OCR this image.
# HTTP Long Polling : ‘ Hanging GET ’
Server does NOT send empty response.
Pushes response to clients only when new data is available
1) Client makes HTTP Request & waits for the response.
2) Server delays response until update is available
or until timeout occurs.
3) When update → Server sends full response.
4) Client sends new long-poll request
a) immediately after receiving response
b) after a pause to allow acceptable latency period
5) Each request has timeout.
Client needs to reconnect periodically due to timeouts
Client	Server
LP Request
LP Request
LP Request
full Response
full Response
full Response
━━━━━━━━━━
◆ **Short exercise**: Reproduce every record, matching each line exactly.

◆ **Answer to this task**:
OCR this image.
# HTTP Long Polling : ‘ Hanging GET ’
Server does NOT send empty response.
Pushes response to clients only when new data is available
1) Client makes HTTP Request & waits for the response.
2) Server delays response until update is available
or until timeout occurs.
3) When update → Server sends full response.
4) Client sends new long-poll request
a) immediately after receiving response
b) after a pause to allow acceptable latency period
5) Each request has timeout.
Client needs to reconnect periodically due to timeouts
Client	Server
LP Request
LP Request
LP Request
full Response
full Response
full Response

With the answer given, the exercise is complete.